» **RECORDS SHOWN**:
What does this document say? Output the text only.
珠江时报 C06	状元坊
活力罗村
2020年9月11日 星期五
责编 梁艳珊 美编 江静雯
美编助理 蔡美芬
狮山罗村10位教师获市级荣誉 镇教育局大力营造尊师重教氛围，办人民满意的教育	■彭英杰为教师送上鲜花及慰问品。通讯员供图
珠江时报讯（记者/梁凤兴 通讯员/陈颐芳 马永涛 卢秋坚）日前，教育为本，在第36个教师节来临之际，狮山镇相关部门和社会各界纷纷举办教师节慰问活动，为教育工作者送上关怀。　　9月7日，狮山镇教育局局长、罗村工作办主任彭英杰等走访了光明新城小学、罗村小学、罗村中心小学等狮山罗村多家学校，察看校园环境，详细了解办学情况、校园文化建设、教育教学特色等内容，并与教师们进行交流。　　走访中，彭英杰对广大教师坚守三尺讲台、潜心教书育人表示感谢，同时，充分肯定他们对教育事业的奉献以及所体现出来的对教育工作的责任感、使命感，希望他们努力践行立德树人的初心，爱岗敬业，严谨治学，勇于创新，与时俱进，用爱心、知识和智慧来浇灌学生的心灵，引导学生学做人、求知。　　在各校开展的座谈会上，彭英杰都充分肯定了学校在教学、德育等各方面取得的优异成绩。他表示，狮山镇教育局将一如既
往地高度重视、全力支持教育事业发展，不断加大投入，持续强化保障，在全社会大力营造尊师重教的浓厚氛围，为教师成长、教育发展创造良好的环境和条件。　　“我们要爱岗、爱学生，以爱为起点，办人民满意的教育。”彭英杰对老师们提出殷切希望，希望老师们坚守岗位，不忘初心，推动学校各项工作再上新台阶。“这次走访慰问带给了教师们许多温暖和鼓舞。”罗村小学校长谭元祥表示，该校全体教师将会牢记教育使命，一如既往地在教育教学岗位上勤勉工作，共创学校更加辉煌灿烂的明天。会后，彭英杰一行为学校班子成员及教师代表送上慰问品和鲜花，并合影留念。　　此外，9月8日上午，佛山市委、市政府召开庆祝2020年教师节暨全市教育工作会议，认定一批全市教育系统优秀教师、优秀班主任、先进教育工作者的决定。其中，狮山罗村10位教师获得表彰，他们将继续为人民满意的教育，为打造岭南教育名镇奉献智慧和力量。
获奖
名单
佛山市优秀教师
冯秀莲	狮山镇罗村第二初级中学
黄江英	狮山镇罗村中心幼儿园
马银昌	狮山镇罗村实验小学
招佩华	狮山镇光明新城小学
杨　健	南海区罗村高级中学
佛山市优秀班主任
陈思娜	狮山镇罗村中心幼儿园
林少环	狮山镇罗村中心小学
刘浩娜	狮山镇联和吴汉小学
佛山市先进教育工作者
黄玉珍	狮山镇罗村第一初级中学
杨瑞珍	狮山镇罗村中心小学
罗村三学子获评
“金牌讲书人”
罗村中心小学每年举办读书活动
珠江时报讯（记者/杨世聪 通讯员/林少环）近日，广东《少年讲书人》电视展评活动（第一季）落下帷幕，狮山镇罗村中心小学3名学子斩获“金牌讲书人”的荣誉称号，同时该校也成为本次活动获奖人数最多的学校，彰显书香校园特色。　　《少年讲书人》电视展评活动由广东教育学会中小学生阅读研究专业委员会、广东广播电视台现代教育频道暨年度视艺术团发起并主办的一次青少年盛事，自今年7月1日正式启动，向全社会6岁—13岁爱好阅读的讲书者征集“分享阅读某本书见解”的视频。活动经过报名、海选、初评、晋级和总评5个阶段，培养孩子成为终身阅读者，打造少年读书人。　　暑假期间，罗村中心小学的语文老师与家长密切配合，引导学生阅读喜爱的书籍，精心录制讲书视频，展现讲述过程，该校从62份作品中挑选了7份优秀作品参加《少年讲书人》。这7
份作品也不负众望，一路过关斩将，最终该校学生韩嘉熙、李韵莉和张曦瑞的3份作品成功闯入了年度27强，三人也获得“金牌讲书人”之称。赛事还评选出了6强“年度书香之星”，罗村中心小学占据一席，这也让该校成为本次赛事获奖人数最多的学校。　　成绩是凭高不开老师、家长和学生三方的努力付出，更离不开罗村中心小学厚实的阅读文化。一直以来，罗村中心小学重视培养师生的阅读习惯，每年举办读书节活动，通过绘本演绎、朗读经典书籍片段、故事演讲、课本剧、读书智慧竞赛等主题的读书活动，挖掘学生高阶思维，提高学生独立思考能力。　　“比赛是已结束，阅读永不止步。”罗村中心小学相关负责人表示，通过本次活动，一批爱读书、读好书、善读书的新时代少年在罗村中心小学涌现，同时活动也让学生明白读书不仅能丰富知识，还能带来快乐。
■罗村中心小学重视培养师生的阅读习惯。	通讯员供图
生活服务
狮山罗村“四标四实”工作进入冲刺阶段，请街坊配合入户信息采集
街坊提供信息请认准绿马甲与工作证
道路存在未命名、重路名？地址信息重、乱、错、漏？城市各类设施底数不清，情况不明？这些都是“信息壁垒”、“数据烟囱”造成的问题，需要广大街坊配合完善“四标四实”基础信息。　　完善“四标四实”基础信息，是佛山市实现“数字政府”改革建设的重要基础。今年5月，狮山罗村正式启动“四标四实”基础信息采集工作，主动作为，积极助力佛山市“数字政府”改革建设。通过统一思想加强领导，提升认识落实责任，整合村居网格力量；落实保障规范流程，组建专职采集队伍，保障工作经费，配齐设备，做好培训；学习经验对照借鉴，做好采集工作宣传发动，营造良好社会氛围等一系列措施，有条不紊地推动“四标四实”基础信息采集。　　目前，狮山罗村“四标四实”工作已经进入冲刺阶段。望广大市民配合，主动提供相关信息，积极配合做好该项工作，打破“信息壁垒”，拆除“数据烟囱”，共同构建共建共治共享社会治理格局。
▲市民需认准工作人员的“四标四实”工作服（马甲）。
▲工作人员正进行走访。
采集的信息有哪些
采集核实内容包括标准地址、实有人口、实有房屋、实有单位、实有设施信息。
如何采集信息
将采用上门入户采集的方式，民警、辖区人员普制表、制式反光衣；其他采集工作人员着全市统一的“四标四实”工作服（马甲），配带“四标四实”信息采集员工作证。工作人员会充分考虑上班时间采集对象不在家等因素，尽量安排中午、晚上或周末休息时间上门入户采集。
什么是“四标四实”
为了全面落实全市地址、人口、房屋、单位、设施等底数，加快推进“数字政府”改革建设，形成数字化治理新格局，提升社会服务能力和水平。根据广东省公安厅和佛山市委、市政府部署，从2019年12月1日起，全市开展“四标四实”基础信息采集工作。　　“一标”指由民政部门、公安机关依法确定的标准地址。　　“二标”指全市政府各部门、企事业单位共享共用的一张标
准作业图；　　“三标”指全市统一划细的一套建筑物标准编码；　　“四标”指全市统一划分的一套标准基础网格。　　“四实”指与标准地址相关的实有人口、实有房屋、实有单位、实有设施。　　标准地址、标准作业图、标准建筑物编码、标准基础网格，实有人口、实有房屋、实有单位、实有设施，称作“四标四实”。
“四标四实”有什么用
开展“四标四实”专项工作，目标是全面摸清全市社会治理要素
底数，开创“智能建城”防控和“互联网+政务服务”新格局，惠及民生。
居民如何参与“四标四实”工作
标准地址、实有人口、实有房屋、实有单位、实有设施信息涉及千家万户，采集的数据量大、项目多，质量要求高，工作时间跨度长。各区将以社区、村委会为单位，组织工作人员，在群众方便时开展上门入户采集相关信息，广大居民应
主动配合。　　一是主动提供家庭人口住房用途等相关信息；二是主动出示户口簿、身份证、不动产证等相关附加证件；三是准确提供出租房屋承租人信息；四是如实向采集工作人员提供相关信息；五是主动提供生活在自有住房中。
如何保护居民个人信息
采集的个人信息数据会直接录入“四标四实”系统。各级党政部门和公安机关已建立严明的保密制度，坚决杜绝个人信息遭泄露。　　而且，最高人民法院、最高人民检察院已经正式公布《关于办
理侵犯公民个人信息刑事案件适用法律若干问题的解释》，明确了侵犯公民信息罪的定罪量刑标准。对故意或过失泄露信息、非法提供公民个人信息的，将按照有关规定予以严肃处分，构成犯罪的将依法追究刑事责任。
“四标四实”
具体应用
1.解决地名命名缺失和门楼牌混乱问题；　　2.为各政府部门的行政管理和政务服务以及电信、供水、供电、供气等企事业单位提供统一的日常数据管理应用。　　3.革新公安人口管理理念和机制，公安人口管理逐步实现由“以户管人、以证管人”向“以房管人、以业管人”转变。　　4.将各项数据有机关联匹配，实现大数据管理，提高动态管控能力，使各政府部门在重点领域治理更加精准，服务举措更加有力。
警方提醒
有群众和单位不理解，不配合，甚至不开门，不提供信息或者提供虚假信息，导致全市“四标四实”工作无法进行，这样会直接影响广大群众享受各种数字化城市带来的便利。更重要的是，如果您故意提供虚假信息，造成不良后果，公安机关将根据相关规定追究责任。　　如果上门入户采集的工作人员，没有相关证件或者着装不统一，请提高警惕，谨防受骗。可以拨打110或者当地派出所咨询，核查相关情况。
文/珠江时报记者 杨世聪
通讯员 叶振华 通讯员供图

» **TASK TO COMPLETE**:
Single out each line of the records above with the string "基础信息采集工作" in it, and copy it.

» **SOLVED EXERCISE**:
道路存在未命名、重路名？地址信息重、乱、错、漏？城市各类设施底数不清，情况不明？这些都是“信息壁垒”、“数据烟囱”造成的问题，需要广大街坊配合完善“四标四实”基础信息。　　完善“四标四实”基础信息，是佛山市实现“数字政府”改革建设的重要基础。今年5月，狮山罗村正式启动“四标四实”基础信息采集工作，主动作为，积极助力佛山市“数字政府”改革建设。通过统一思想加强领导，提升认识落实责任，整合村居网格力量；落实保障规范流程，组建专职采集队伍，保障工作经费，配齐设备，做好培训；学习经验对照借鉴，做好采集工作宣传发动，营造良好社会氛围等一系列措施，有条不紊地推动“四标四实”基础信息采集。　　目前，狮山罗村“四标四实”工作已经进入冲刺阶段。望广大市民配合，主动提供相关信息，积极配合做好该项工作，打破“信息壁垒”，拆除“数据烟囱”，共同构建共建共治共享社会治理格局。
为了全面落实全市地址、人口、房屋、单位、设施等底数，加快推进“数字政府”改革建设，形成数字化治理新格局，提升社会服务能力和水平。根据广东省公安厅和佛山市委、市政府部署，从2019年12月1日起，全市开展“四标四实”基础信息采集工作。　　“一标”指由民政部门、公安机关依法确定的标准地址。　　“二标”指全市政府各部门、企事业单位共享共用的一张标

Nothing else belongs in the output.